• _What is required_: Pictures don't belong in the copy; print all the records exactly.

--- start of Items ---

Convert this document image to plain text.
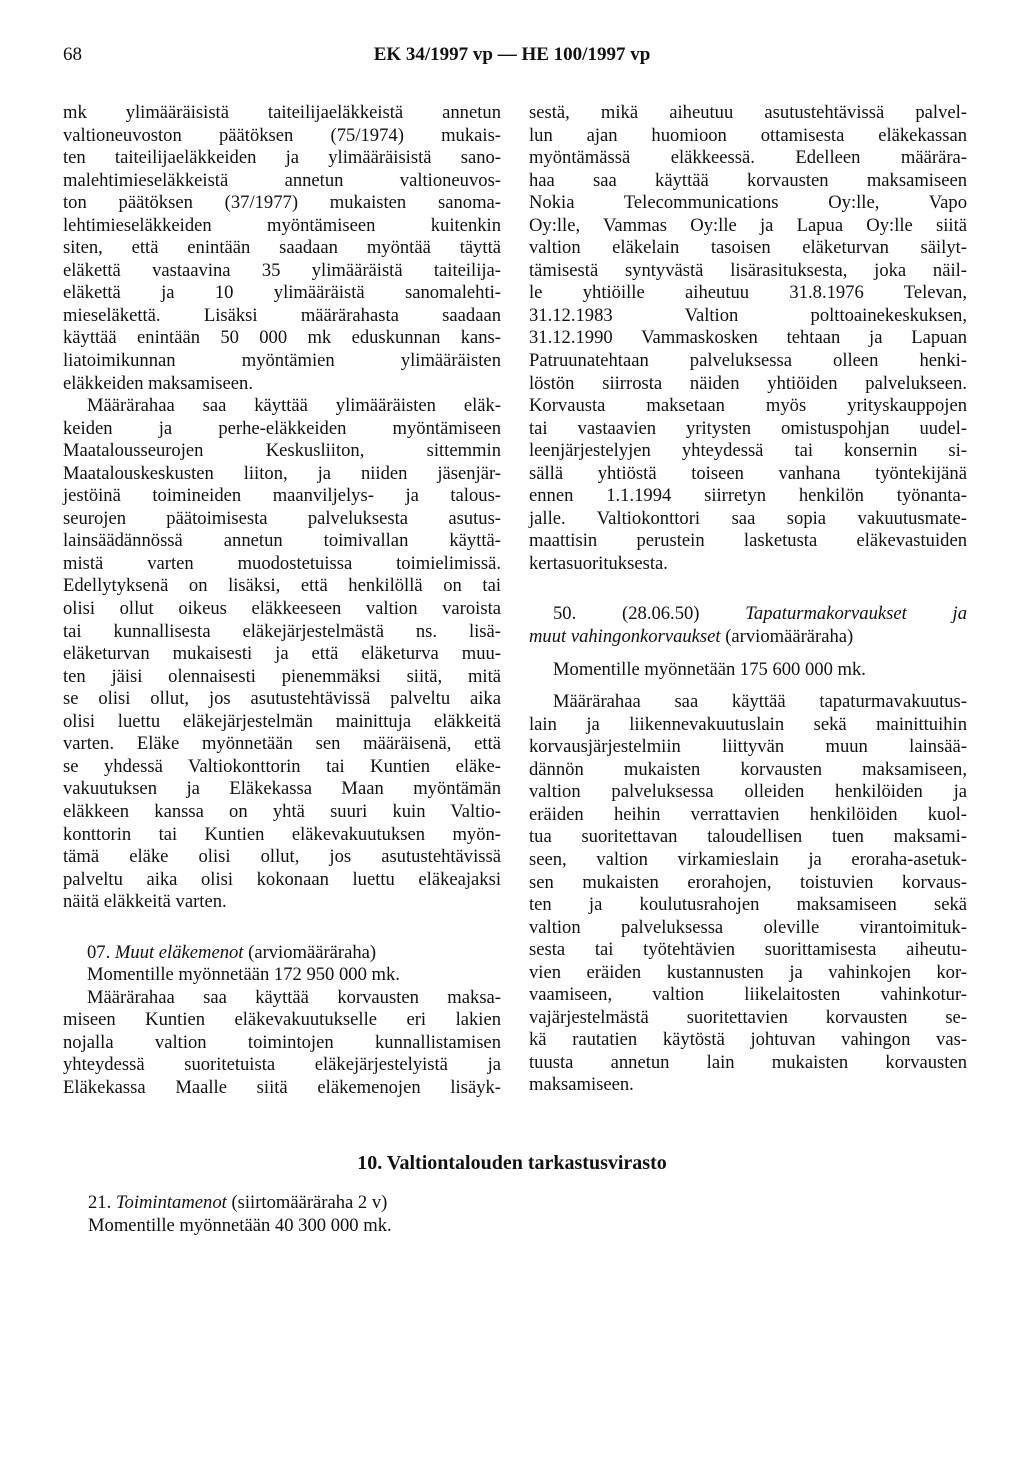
68	EK 34/1997 vp — HE 100/1997 vp
mk ylimääräisistä taiteilijaeläkkeistä annetun
valtioneuvoston päätöksen (75/1974) mukais-
ten taiteilijaeläkkeiden ja ylimääräisistä sano-
malehtimieseläkkeistä annetun valtioneuvos-
ton päätöksen (37/1977) mukaisten sanoma-
lehtimieseläkkeiden myöntämiseen kuitenkin
siten, että enintään saadaan myöntää täyttä
eläkettä vastaavina 35 ylimääräistä taiteilija-
eläkettä ja 10 ylimääräistä sanomalehti-
mieseläkettä. Lisäksi määrärahasta saadaan
käyttää enintään 50 000 mk eduskunnan kans-
liatoimikunnan myöntämien ylimääräisten
eläkkeiden maksamiseen.
Määrärahaa saa käyttää ylimääräisten eläk-
keiden ja perhe-eläkkeiden myöntämiseen
Maatalousseurojen Keskusliiton, sittemmin
Maatalouskeskusten liiton, ja niiden jäsenjär-
jestöinä toimineiden maanviljelys- ja talous-
seurojen päätoimisesta palveluksesta asutus-
lainsäädännössä annetun toimivallan käyttä-
mistä varten muodostetuissa toimielimissä.
Edellytyksenä on lisäksi, että henkilöllä on tai
olisi ollut oikeus eläkkeeseen valtion varoista
tai kunnallisesta eläkejärjestelmästä ns. lisä-
eläketurvan mukaisesti ja että eläketurva muu-
ten jäisi olennaisesti pienemmäksi siitä, mitä
se olisi ollut, jos asutustehtävissä palveltu aika
olisi luettu eläkejärjestelmän mainittuja eläkkeitä
varten. Eläke myönnetään sen määräisenä, että
se yhdessä Valtiokonttorin tai Kuntien eläke-
vakuutuksen ja Eläkekassa Maan myöntämän
eläkkeen kanssa on yhtä suuri kuin Valtio-
konttorin tai Kuntien eläkevakuutuksen myön-
tämä eläke olisi ollut, jos asutustehtävissä
palveltu aika olisi kokonaan luettu eläkeajaksi
näitä eläkkeitä varten.
07. Muut eläkemenot (arviomääräraha)
Momentille myönnetään 172 950 000 mk.
Määrärahaa saa käyttää korvausten maksa-
miseen Kuntien eläkevakuutukselle eri lakien
nojalla valtion toimintojen kunnallistamisen
yhteydessä suoritetuista eläkejärjestelyistä ja
Eläkekassa Maalle siitä eläkemenojen lisäyk-
sestä, mikä aiheutuu asutustehtävissä palvel-
lun ajan huomioon ottamisesta eläkekassan
myöntämässä eläkkeessä. Edelleen määrära-
haa saa käyttää korvausten maksamiseen
Nokia Telecommunications Oy:lle, Vapo
Oy:lle, Vammas Oy:lle ja Lapua Oy:lle siitä
valtion eläkelain tasoisen eläketurvan säilyt-
tämisestä syntyvästä lisärasituksesta, joka näil-
le yhtiöille aiheutuu 31.8.1976 Televan,
31.12.1983 Valtion polttoainekeskuksen,
31.12.1990 Vammaskosken tehtaan ja Lapuan
Patruunatehtaan palveluksessa olleen henki-
löstön siirrosta näiden yhtiöiden palvelukseen.
Korvausta maksetaan myös yrityskauppojen
tai vastaavien yritysten omistuspohjan uudel-
leenjärjestelyjen yhteydessä tai konsernin si-
sällä yhtiöstä toiseen vanhana työntekijänä
ennen 1.1.1994 siirretyn henkilön työnanta-
jalle. Valtiokonttori saa sopia vakuutusmate-
maattisin perustein lasketusta eläkevastuiden
kertasuorituksesta.
50. (28.06.50) Tapaturmakorvaukset ja
muut vahingonkorvaukset (arviomääräraha)
Momentille myönnetään 175 600 000 mk.
Määrärahaa saa käyttää tapaturmavakuutus-
lain ja liikennevakuutuslain sekä mainittuihin
korvausjärjestelmiin liittyvän muun lainsää-
dännön mukaisten korvausten maksamiseen,
valtion palveluksessa olleiden henkilöiden ja
eräiden heihin verrattavien henkilöiden kuol-
tua suoritettavan taloudellisen tuen maksami-
seen, valtion virkamieslain ja eroraha-asetuk-
sen mukaisten erorahojen, toistuvien korvaus-
ten ja koulutusrahojen maksamiseen sekä
valtion palveluksessa oleville virantoimituk-
sesta tai työtehtävien suorittamisesta aiheutu-
vien eräiden kustannusten ja vahinkojen kor-
vaamiseen, valtion liikelaitosten vahinkotur-
vajärjestelmästä suoritettavien korvausten se-
kä rautatien käytöstä johtuvan vahingon vas-
tuusta annetun lain mukaisten korvausten
maksamiseen.
10. Valtiontalouden tarkastusvirasto
21. Toimintamenot (siirtomääräraha 2 v)
Momentille myönnetään 40 300 000 mk.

--- end of Items ---

• _Exercise response_:
Convert this document image to plain text.
68	EK 34/1997 vp — HE 100/1997 vp
mk ylimääräisistä taiteilijaeläkkeistä annetun
valtioneuvoston päätöksen (75/1974) mukais-
ten taiteilijaeläkkeiden ja ylimääräisistä sano-
malehtimieseläkkeistä annetun valtioneuvos-
ton päätöksen (37/1977) mukaisten sanoma-
lehtimieseläkkeiden myöntämiseen kuitenkin
siten, että enintään saadaan myöntää täyttä
eläkettä vastaavina 35 ylimääräistä taiteilija-
eläkettä ja 10 ylimääräistä sanomalehti-
mieseläkettä. Lisäksi määrärahasta saadaan
käyttää enintään 50 000 mk eduskunnan kans-
liatoimikunnan myöntämien ylimääräisten
eläkkeiden maksamiseen.
Määrärahaa saa käyttää ylimääräisten eläk-
keiden ja perhe-eläkkeiden myöntämiseen
Maatalousseurojen Keskusliiton, sittemmin
Maatalouskeskusten liiton, ja niiden jäsenjär-
jestöinä toimineiden maanviljelys- ja talous-
seurojen päätoimisesta palveluksesta asutus-
lainsäädännössä annetun toimivallan käyttä-
mistä varten muodostetuissa toimielimissä.
Edellytyksenä on lisäksi, että henkilöllä on tai
olisi ollut oikeus eläkkeeseen valtion varoista
tai kunnallisesta eläkejärjestelmästä ns. lisä-
eläketurvan mukaisesti ja että eläketurva muu-
ten jäisi olennaisesti pienemmäksi siitä, mitä
se olisi ollut, jos asutustehtävissä palveltu aika
olisi luettu eläkejärjestelmän mainittuja eläkkeitä
varten. Eläke myönnetään sen määräisenä, että
se yhdessä Valtiokonttorin tai Kuntien eläke-
vakuutuksen ja Eläkekassa Maan myöntämän
eläkkeen kanssa on yhtä suuri kuin Valtio-
konttorin tai Kuntien eläkevakuutuksen myön-
tämä eläke olisi ollut, jos asutustehtävissä
palveltu aika olisi kokonaan luettu eläkeajaksi
näitä eläkkeitä varten.
07. Muut eläkemenot (arviomääräraha)
Momentille myönnetään 172 950 000 mk.
Määrärahaa saa käyttää korvausten maksa-
miseen Kuntien eläkevakuutukselle eri lakien
nojalla valtion toimintojen kunnallistamisen
yhteydessä suoritetuista eläkejärjestelyistä ja
Eläkekassa Maalle siitä eläkemenojen lisäyk-
sestä, mikä aiheutuu asutustehtävissä palvel-
lun ajan huomioon ottamisesta eläkekassan
myöntämässä eläkkeessä. Edelleen määrära-
haa saa käyttää korvausten maksamiseen
Nokia Telecommunications Oy:lle, Vapo
Oy:lle, Vammas Oy:lle ja Lapua Oy:lle siitä
valtion eläkelain tasoisen eläketurvan säilyt-
tämisestä syntyvästä lisärasituksesta, joka näil-
le yhtiöille aiheutuu 31.8.1976 Televan,
31.12.1983 Valtion polttoainekeskuksen,
31.12.1990 Vammaskosken tehtaan ja Lapuan
Patruunatehtaan palveluksessa olleen henki-
löstön siirrosta näiden yhtiöiden palvelukseen.
Korvausta maksetaan myös yrityskauppojen
tai vastaavien yritysten omistuspohjan uudel-
leenjärjestelyjen yhteydessä tai konsernin si-
sällä yhtiöstä toiseen vanhana työntekijänä
ennen 1.1.1994 siirretyn henkilön työnanta-
jalle. Valtiokonttori saa sopia vakuutusmate-
maattisin perustein lasketusta eläkevastuiden
kertasuorituksesta.
50. (28.06.50) Tapaturmakorvaukset ja
muut vahingonkorvaukset (arviomääräraha)
Momentille myönnetään 175 600 000 mk.
Määrärahaa saa käyttää tapaturmavakuutus-
lain ja liikennevakuutuslain sekä mainittuihin
korvausjärjestelmiin liittyvän muun lainsää-
dännön mukaisten korvausten maksamiseen,
valtion palveluksessa olleiden henkilöiden ja
eräiden heihin verrattavien henkilöiden kuol-
tua suoritettavan taloudellisen tuen maksami-
seen, valtion virkamieslain ja eroraha-asetuk-
sen mukaisten erorahojen, toistuvien korvaus-
ten ja koulutusrahojen maksamiseen sekä
valtion palveluksessa oleville virantoimituk-
sesta tai työtehtävien suorittamisesta aiheutu-
vien eräiden kustannusten ja vahinkojen kor-
vaamiseen, valtion liikelaitosten vahinkotur-
vajärjestelmästä suoritettavien korvausten se-
kä rautatien käytöstä johtuvan vahingon vas-
tuusta annetun lain mukaisten korvausten
maksamiseen.
10. Valtiontalouden tarkastusvirasto
21. Toimintamenot (siirtomääräraha 2 v)
Momentille myönnetään 40 300 000 mk.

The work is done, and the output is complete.